### Exercise objective
Report how many lines in the listing below include the word "info". Write nothing besides the number.

Excerpt from a dataset:
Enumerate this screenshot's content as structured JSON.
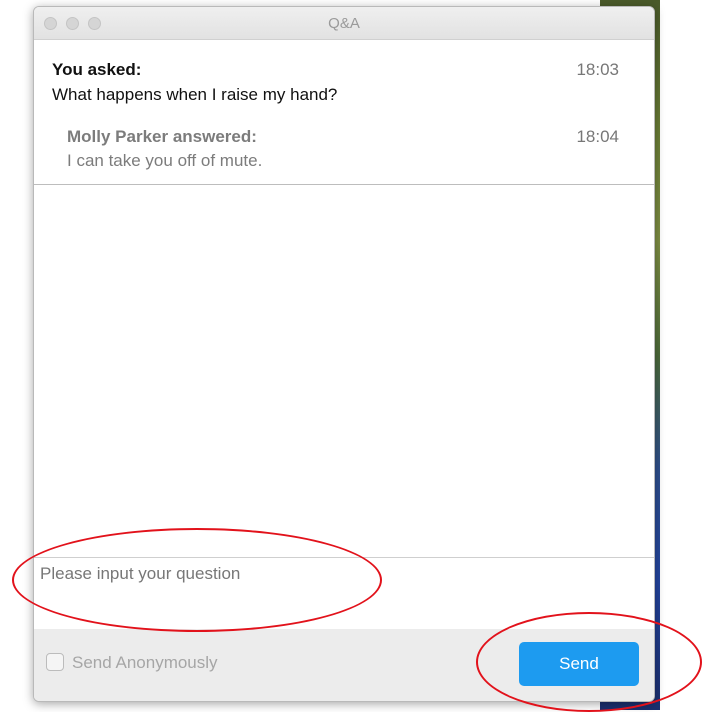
{
  "window": {
    "title": "Q&A"
  },
  "question": {
    "author_label": "You asked:",
    "time": "18:03",
    "text": "What happens when I raise my hand?"
  },
  "answer": {
    "author_label": "Molly Parker answered:",
    "time": "18:04",
    "text": "I can take you off of mute."
  },
  "input": {
    "placeholder": "Please input your question",
    "value": ""
  },
  "footer": {
    "anonymous_label": "Send Anonymously",
    "anonymous_checked": false,
    "send_label": "Send"
  },
  "colors": {
    "send_button": "#1d9bf0",
    "annotation": "#e2121b"
  }
}
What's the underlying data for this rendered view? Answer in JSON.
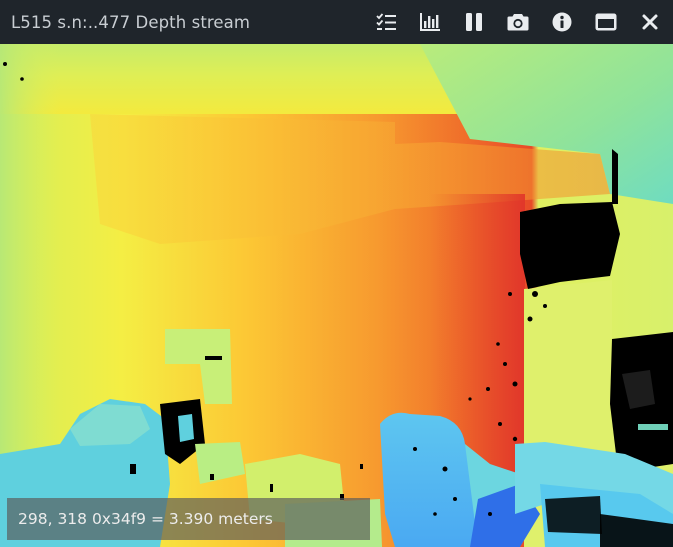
{
  "window": {
    "title": "L515 s.n:..477 Depth stream"
  },
  "toolbar": {
    "buttons": [
      {
        "name": "options-button",
        "icon": "checklist-icon"
      },
      {
        "name": "metrics-button",
        "icon": "bar-chart-icon"
      },
      {
        "name": "pause-button",
        "icon": "pause-icon"
      },
      {
        "name": "snapshot-button",
        "icon": "camera-icon"
      },
      {
        "name": "info-button",
        "icon": "info-icon"
      },
      {
        "name": "maximize-button",
        "icon": "window-maximize-icon"
      },
      {
        "name": "close-button",
        "icon": "close-icon"
      }
    ],
    "icon_color": "#e9ecef"
  },
  "stream": {
    "colormap": "jet",
    "readout": "298, 318 0x34f9 = 3.390 meters"
  },
  "colors": {
    "titlebar_bg": "#1f252b",
    "title_text": "#c9ced3",
    "no_data": "#000000"
  }
}
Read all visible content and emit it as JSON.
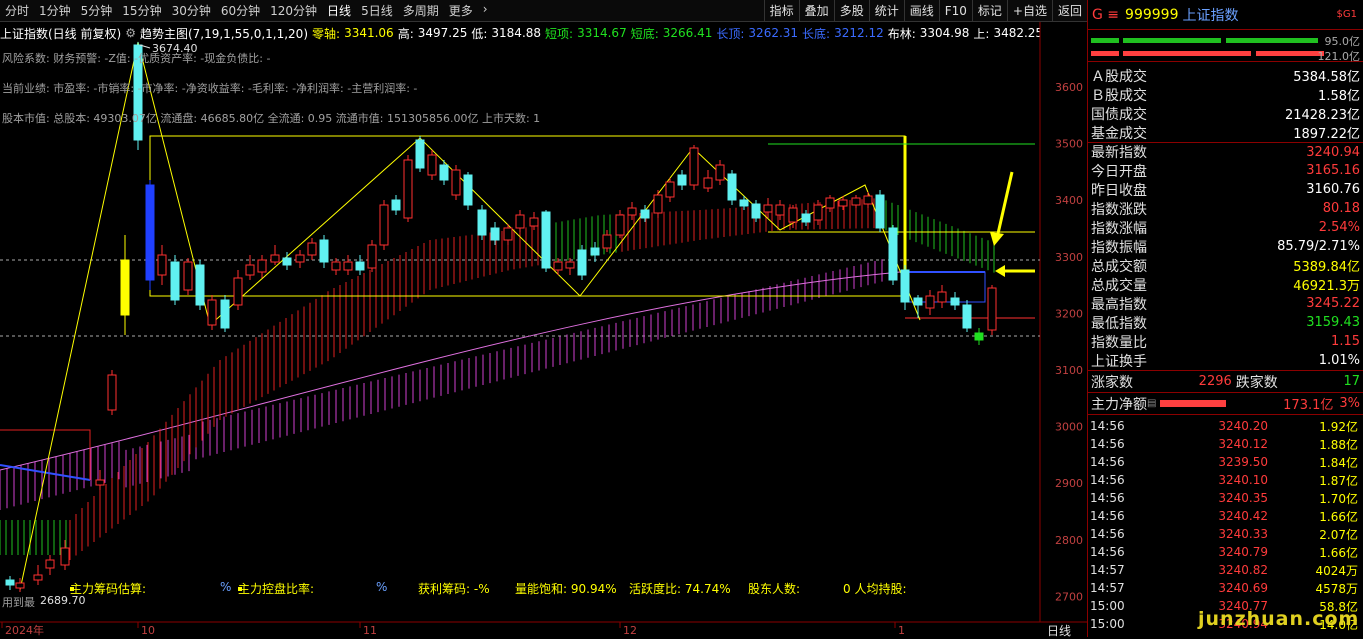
{
  "toolbar": {
    "periods": [
      "分时",
      "1分钟",
      "5分钟",
      "15分钟",
      "30分钟",
      "60分钟",
      "120分钟",
      "日线",
      "5日线",
      "多周期",
      "更多"
    ],
    "active_period": "日线",
    "right_buttons": [
      "指标",
      "叠加",
      "多股",
      "统计",
      "画线",
      "F10",
      "标记",
      "+自选",
      "返回"
    ]
  },
  "info": {
    "index_name": "上证指数(日线 前复权)",
    "indicator": "趋势主图(7,19,1,55,0,1,1,20)",
    "zero_axis_label": "零轴:",
    "zero_axis": "3341.06",
    "high_label": "高:",
    "high": "3497.25",
    "low_label": "低:",
    "low": "3184.88",
    "short_label": "短项:",
    "short": "3314.67",
    "short_bottom_label": "短底:",
    "short_bottom": "3266.41",
    "long_label": "长顶:",
    "long": "3262.31",
    "long_bottom_label": "长底:",
    "long_bottom": "3212.12",
    "boll_label": "布林:",
    "boll": "3304.98",
    "upper_label": "上:",
    "upper": "3482.25",
    "lower_label": "下:"
  },
  "overlay": {
    "risk": "风险系数: 财务预警: -Z值: -优质资产率: -现金负债比: -",
    "current_perf": "当前业绩: 市盈率: -市销率: -市净率: -净资收益率: -毛利率: -净利润率: -主营利润率: -",
    "stock_value": "股本市值: 总股本: 49303.07亿 流通盘: 46685.80亿 全流通: 0.95 流通市值: 151305856.00亿 上市天数: 1",
    "peak_label": "3674.40",
    "low_label": "2689.70",
    "bottom_left": "用到最"
  },
  "bottom_indicators": {
    "main_chip": "主力筹码估算:",
    "pct1": "%",
    "main_control": "主力控盘比率:",
    "pct2": "%",
    "profit_chip": "获利筹码: -%",
    "energy": "量能饱和: 90.94%",
    "activity": "活跃度比: 74.74%",
    "holders": "股东人数:",
    "per_holding": "0 人均持股:"
  },
  "x_axis": [
    "2024年",
    "10",
    "11",
    "12",
    "1"
  ],
  "y_axis": [
    "3600",
    "3500",
    "3400",
    "3300",
    "3200",
    "3100",
    "3000",
    "2900",
    "2800",
    "2700"
  ],
  "corner_label": "日线",
  "right_panel": {
    "code_prefix": "G ≡",
    "code": "999999",
    "name": "上证指数",
    "badge": "$G1",
    "bar_vals": [
      "95.0亿",
      "121.0亿"
    ],
    "stats": [
      {
        "label": "Ａ股成交",
        "value": "5384.58亿",
        "color": "white"
      },
      {
        "label": "Ｂ股成交",
        "value": "1.58亿",
        "color": "white"
      },
      {
        "label": "国债成交",
        "value": "21428.23亿",
        "color": "white"
      },
      {
        "label": "基金成交",
        "value": "1897.22亿",
        "color": "white"
      },
      {
        "label": "最新指数",
        "value": "3240.94",
        "color": "red"
      },
      {
        "label": "今日开盘",
        "value": "3165.16",
        "color": "red"
      },
      {
        "label": "昨日收盘",
        "value": "3160.76",
        "color": "white"
      },
      {
        "label": "指数涨跌",
        "value": "80.18",
        "color": "red"
      },
      {
        "label": "指数涨幅",
        "value": "2.54%",
        "color": "red"
      },
      {
        "label": "指数振幅",
        "value": "85.79/2.71%",
        "color": "white"
      },
      {
        "label": "总成交额",
        "value": "5389.84亿",
        "color": "yellow"
      },
      {
        "label": "总成交量",
        "value": "46921.3万",
        "color": "yellow"
      },
      {
        "label": "最高指数",
        "value": "3245.22",
        "color": "red"
      },
      {
        "label": "最低指数",
        "value": "3159.43",
        "color": "green"
      },
      {
        "label": "指数量比",
        "value": "1.15",
        "color": "red"
      },
      {
        "label": "上证换手",
        "value": "1.01%",
        "color": "white"
      }
    ],
    "rise_label": "涨家数",
    "rise": "2296",
    "fall_label": "跌家数",
    "fall": "17",
    "net_label": "主力净额",
    "net": "173.1亿",
    "net_pct": "3%",
    "trades": [
      {
        "t": "14:56",
        "p": "3240.20",
        "v": "1.92亿",
        "c": "yellow"
      },
      {
        "t": "14:56",
        "p": "3240.12",
        "v": "1.88亿",
        "c": "yellow"
      },
      {
        "t": "14:56",
        "p": "3239.50",
        "v": "1.84亿",
        "c": "yellow"
      },
      {
        "t": "14:56",
        "p": "3240.10",
        "v": "1.87亿",
        "c": "yellow"
      },
      {
        "t": "14:56",
        "p": "3240.35",
        "v": "1.70亿",
        "c": "yellow"
      },
      {
        "t": "14:56",
        "p": "3240.42",
        "v": "1.66亿",
        "c": "yellow"
      },
      {
        "t": "14:56",
        "p": "3240.33",
        "v": "2.07亿",
        "c": "yellow"
      },
      {
        "t": "14:56",
        "p": "3240.79",
        "v": "1.66亿",
        "c": "yellow"
      },
      {
        "t": "14:57",
        "p": "3240.82",
        "v": "4024万",
        "c": "yellow"
      },
      {
        "t": "14:57",
        "p": "3240.69",
        "v": "4578万",
        "c": "yellow"
      },
      {
        "t": "15:00",
        "p": "3240.77",
        "v": "58.8亿",
        "c": "yellow"
      },
      {
        "t": "15:00",
        "p": "3240.94",
        "v": "14.0亿",
        "c": "yellow"
      }
    ],
    "watermark": "junzhuan.com"
  }
}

### Output for this task
3